■ **Problem details**
Retype each line exactly. Skip images.
### Material for the task
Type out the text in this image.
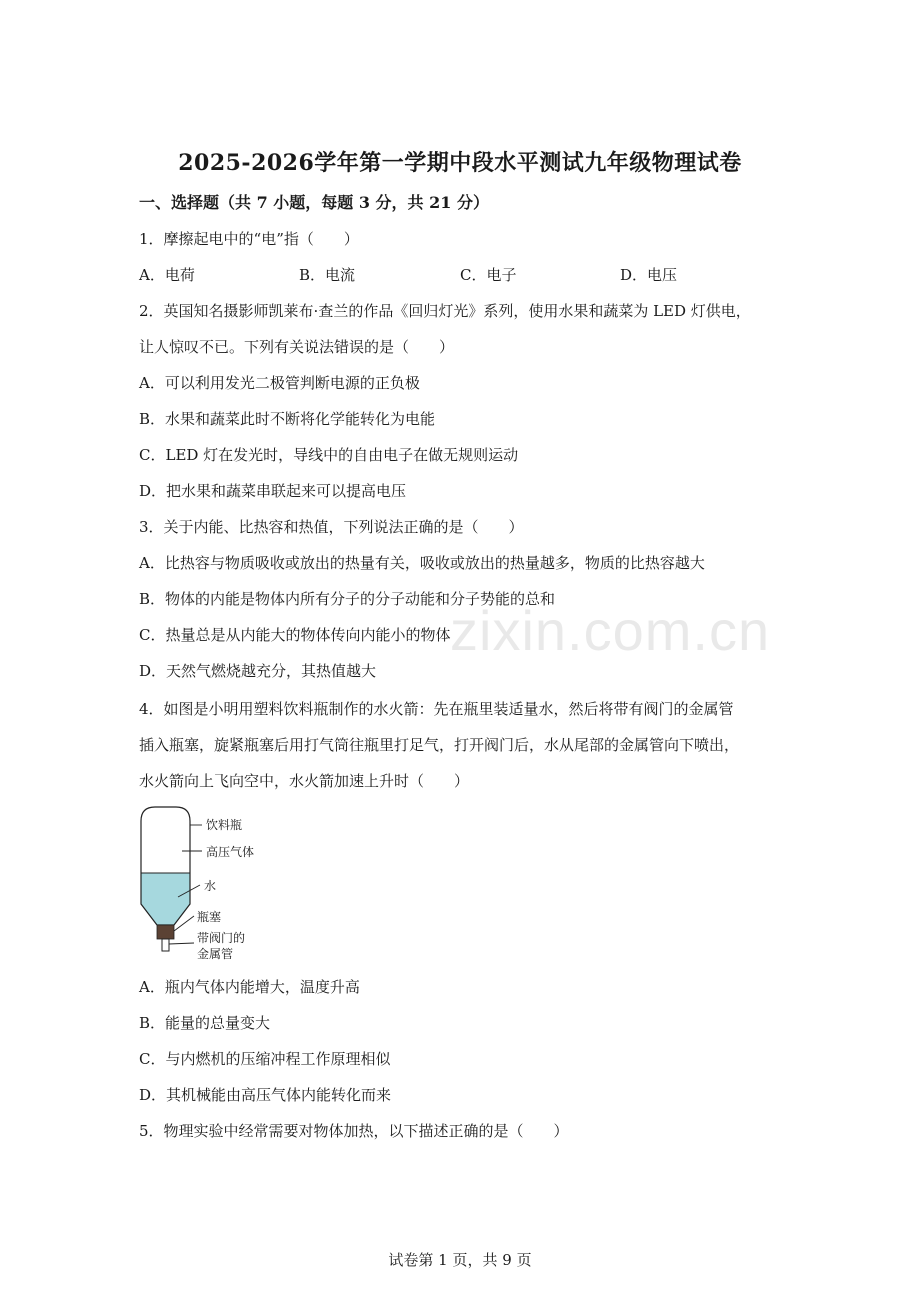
zixin.com.cn
2025-2026学年第一学期中段水平测试九年级物理试卷
一、选择题（共 7 小题，每题 3 分，共 21 分）
1．摩擦起电中的“电”指（　　）
A．电荷	B．电流	C．电子	D．电压
2．英国知名摄影师凯莱布·查兰的作品《回归灯光》系列，使用水果和蔬菜为 LED 灯供电，
让人惊叹不已。下列有关说法错误的是（　　）
A．可以利用发光二极管判断电源的正负极
B．水果和蔬菜此时不断将化学能转化为电能
C．LED 灯在发光时，导线中的自由电子在做无规则运动
D．把水果和蔬菜串联起来可以提高电压
3．关于内能、比热容和热值，下列说法正确的是（　　）
A．比热容与物质吸收或放出的热量有关，吸收或放出的热量越多，物质的比热容越大
B．物体的内能是物体内所有分子的分子动能和分子势能的总和
C．热量总是从内能大的物体传向内能小的物体
D．天然气燃烧越充分，其热值越大
4．如图是小明用塑料饮料瓶制作的水火箭：先在瓶里装适量水，然后将带有阀门的金属管
插入瓶塞，旋紧瓶塞后用打气筒往瓶里打足气，打开阀门后，水从尾部的金属管向下喷出，
水火箭向上飞向空中，水火箭加速上升时（　　）
饮料瓶
高压气体
水
瓶塞
带阀门的
金属管
A．瓶内气体内能增大，温度升高
B．能量的总量变大
C．与内燃机的压缩冲程工作原理相似
D．其机械能由高压气体内能转化而来
5．物理实验中经常需要对物体加热，以下描述正确的是（　　）
试卷第 1 页，共 9 页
######
■ **Expected output**
Type out the text in this image.
zixin.com.cn
2025-2026学年第一学期中段水平测试九年级物理试卷
一、选择题（共 7 小题，每题 3 分，共 21 分）
1．摩擦起电中的“电”指（　　）
A．电荷	B．电流	C．电子	D．电压
2．英国知名摄影师凯莱布·查兰的作品《回归灯光》系列，使用水果和蔬菜为 LED 灯供电，
让人惊叹不已。下列有关说法错误的是（　　）
A．可以利用发光二极管判断电源的正负极
B．水果和蔬菜此时不断将化学能转化为电能
C．LED 灯在发光时，导线中的自由电子在做无规则运动
D．把水果和蔬菜串联起来可以提高电压
3．关于内能、比热容和热值，下列说法正确的是（　　）
A．比热容与物质吸收或放出的热量有关，吸收或放出的热量越多，物质的比热容越大
B．物体的内能是物体内所有分子的分子动能和分子势能的总和
C．热量总是从内能大的物体传向内能小的物体
D．天然气燃烧越充分，其热值越大
4．如图是小明用塑料饮料瓶制作的水火箭：先在瓶里装适量水，然后将带有阀门的金属管
插入瓶塞，旋紧瓶塞后用打气筒往瓶里打足气，打开阀门后，水从尾部的金属管向下喷出，
水火箭向上飞向空中，水火箭加速上升时（　　）
饮料瓶
高压气体
水
瓶塞
带阀门的
金属管
A．瓶内气体内能增大，温度升高
B．能量的总量变大
C．与内燃机的压缩冲程工作原理相似
D．其机械能由高压气体内能转化而来
5．物理实验中经常需要对物体加热，以下描述正确的是（　　）
试卷第 1 页，共 9 页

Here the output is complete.